*DOCUMENT PASSAGE*.
########################################

3 Simple Techniques

Once you sort through all the trading jargon and strategies, making a good stock trade is much easier than people tend to make it. In other words, most people make stock trading harder than it needs to be.

After all, when trading we are generally dealing with thousands of dollars per holding, so it can be easy for traders to continually second guess and put pressure on themselves before finally pulling the trigger.

Below are 3 simple techniques that will having you making good stock trades more often than not.

  1. Create an entry point – Where is a good spot to buy the stock? Based on your strategy, this could be after a breakout, after a pullback, and so on. Once you choose an entry style stick to it and use it every time.
  2. Create a failure point – This is also know as creating stop losses. Basically determine the eject button before entering the stock. Based on your analysis, this should be the price where the trade is considered a bust when it falls below that price.
  3. Create a price target – It is easy to say a stock will go up, but when do you know when to sell? Are you necessarily tying up your capital in a stock that already saw its boost? By creating a price target before entering a stock, you better utilize your capital as you collect gains and move on to the next stock.

That’s it! Yes, it is really that simple, by determining these 3 critical points, the hardest part of stock trading should be deciding how to spend all that money you made.

Continue to tweak and perfect your criteria for determining these critical points, and eventually you’ll master a surefire trading system.

3 Steps to Controlling Emotions and Gaining Trading Discipline

1. Know what you are going to do before you do it.

A Master Chess Player is at least 6 moves ahead of his opponent at every step in the game of Chess. A Master Trader identifies the market participants in that stock at that moment, determines when the next level of market participants will buy, decides a specific price for entry, and has one or more exit strategies planned for that stock trade before he ever places an order. In other words: he knows what he is going to do before he initiates the trade and has all of his various strategies worked out for all the different scenarios that can happen to that trade. He is prepared for all situations and ready to trade.

2. Develop your own unique Trading Style.

Too often traders simply follow the crowd. Instead you should develop your own unique trading style. A trading style is not a strategy. It is a set of parameters or rules that you adhere to strictly, ignoring rare anomalies that occur in your trading from time to time that go against your rules. Your trading style should also ignore gimmicks, fads, and ‘hot new strategies’ that are constantly being promoted to crowd traders. If you establish a set of parameters for your trading, write those rules down, and follow them while ignoring the crowd mentality of most small retail traders, you will begin to establish strong emotional control in your trading decisions. The trick is writing the parameters down and then sticking to those rules. Emotions want traders to ignore rules.

3. Ignore the Money.

########################################

*RECORD LIST*.
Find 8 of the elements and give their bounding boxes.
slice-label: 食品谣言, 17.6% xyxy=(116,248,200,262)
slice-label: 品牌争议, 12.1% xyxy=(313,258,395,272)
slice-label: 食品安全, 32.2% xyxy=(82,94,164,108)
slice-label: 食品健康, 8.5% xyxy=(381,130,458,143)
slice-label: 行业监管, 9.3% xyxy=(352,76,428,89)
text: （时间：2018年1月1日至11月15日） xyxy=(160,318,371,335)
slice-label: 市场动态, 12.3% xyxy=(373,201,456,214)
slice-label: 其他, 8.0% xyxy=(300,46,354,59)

########################################

*TASK INSTRUCTIONS*.
1 – In the stock trading text, how many moves ahead of his opponent is a Master Chess Player said to be?
2 – Please carry on the stock trading text from its last line, "3. Ignore the Money."
The entries after the stock trading text are separate material.

*RESULTS IN ORDER*.
1 – At least 6 moves ahead at every step in the game.

2 –
Don’t trade for the money. Trade because you can’t imagine doing anything else. Trade because it is the most enjoyable and rewarding profession you can do. You can have a passion for studying charts without letting passion rule your decisions. Highly successful people, in any career, do not do their job because of the money, they do it because they love what they are doing and can’t imagine doing anything else. The money is secondary to doing the job that gives them purpose and self-esteem. Money is not the ultimate motivator, purpose and self-esteem are.


On emotions: 

The unsuccessful investor is best friends with hope, and hope skips along life’s path hand in hand with greed when it comes to the stock market. Once a stock trade is entered, hope springs to life. It is human nature to be positive, to hope for the best. Hope is an important survival technique. But hope, like its stock market cousin’s ignorance, greed, and fear, distorts reason. See the stock market only deals in facts, in reality, in reason, and the stock market is never wrong. Traders are wrong. Like the spinning of a roulette wheel, the little black ball tells the final outcome, not greed, fear or hope. The result is objective and final, with no appeal.
I believe that uncontrolled basic emotions are the true and deadly enemy of the speculator; that hope, fear, and greed are always present, sitting on the edge of the psyche, waiting on the sidelines, waiting to jump into the action, plow into the game.
Fear keeps you from making as much money as you ought to.

On herd behavior:

I believe that the public wants to be led, to be instructed, to be told what to do. They want reassurance. They will always move en masse, a mob, a herd, a group, because people want the safety of human company. They are afraid to stand alone because they want to be safely included within the herd, not to be the lone calf standing on the desolate, dangerous, wolf-patrolled prairie of
contrary opinion.

On cash:

First, do not be invested in the market all the time. There are many times when I have been completely in cash, especially when I was unsure of the direction of the market and waiting for a confirmation of the next move….Second, it is the change in the major trend that hurts most speculators. (more…)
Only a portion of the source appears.